— START OF Supplied material —

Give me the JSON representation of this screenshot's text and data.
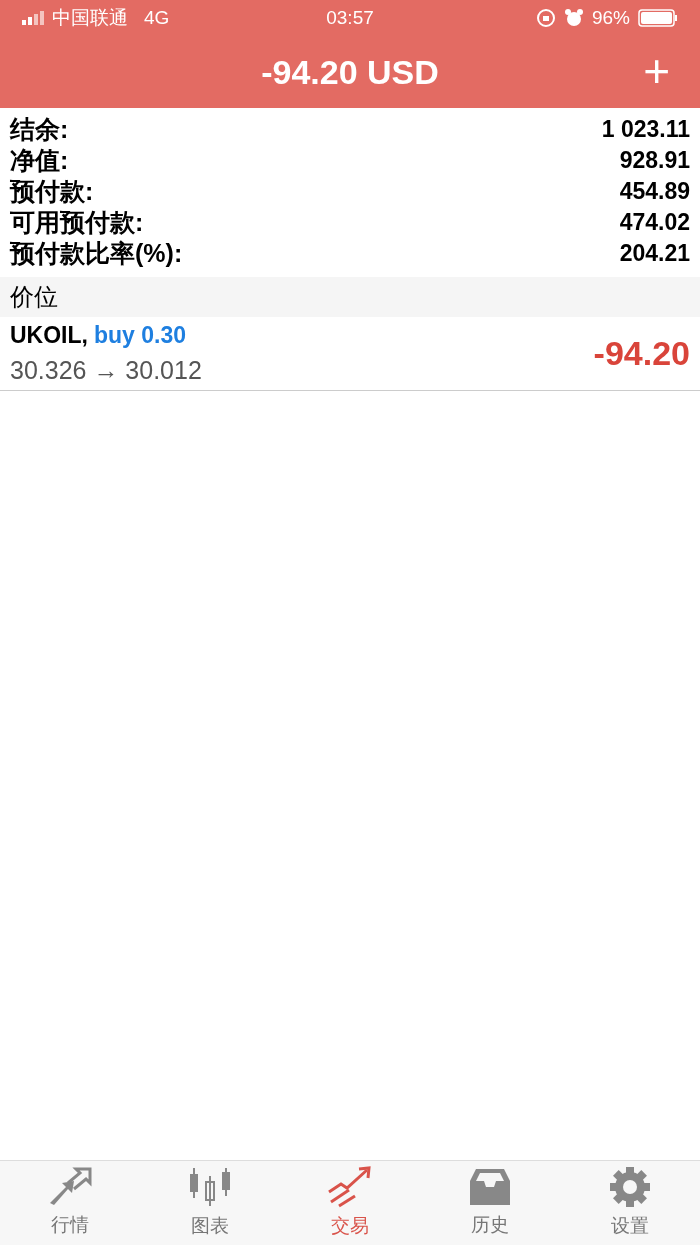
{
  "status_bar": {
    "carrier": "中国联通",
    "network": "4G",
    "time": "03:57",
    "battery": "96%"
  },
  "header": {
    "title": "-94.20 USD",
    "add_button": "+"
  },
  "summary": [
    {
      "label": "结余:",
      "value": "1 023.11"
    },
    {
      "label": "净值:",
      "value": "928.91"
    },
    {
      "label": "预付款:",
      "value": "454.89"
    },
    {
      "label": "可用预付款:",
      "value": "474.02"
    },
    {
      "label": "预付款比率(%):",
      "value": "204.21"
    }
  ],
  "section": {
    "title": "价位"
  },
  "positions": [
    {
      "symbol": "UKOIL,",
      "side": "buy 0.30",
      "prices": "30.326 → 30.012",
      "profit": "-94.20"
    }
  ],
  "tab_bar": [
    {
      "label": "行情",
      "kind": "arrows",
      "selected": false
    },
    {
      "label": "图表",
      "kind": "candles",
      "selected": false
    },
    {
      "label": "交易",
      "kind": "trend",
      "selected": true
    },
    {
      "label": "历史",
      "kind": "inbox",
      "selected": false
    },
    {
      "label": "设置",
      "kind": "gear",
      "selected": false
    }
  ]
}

— END OF Supplied material —
— START OF Supplied material —

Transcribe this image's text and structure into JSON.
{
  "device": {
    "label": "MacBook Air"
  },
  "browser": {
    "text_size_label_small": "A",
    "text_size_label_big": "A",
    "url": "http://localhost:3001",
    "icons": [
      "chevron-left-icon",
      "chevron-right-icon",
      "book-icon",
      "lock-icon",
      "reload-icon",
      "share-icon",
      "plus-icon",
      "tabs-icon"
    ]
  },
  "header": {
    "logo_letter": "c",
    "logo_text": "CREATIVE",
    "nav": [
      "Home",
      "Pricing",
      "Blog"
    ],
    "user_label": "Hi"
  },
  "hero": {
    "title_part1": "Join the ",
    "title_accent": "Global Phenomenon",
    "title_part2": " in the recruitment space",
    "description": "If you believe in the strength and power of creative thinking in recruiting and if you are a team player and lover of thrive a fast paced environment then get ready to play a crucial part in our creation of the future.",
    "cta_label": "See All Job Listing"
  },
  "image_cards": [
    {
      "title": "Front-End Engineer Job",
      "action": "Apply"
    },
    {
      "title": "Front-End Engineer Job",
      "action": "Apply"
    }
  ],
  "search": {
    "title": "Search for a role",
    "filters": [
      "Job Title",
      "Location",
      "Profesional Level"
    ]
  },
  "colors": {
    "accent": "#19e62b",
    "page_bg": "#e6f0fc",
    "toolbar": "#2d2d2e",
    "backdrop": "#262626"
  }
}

— END OF Supplied material —

• _What the task asks_
Each line above that includes "JSON" should be shown.

• _The answer_
Give me the JSON representation of this screenshot's text and data.
Transcribe this image's text and structure into JSON.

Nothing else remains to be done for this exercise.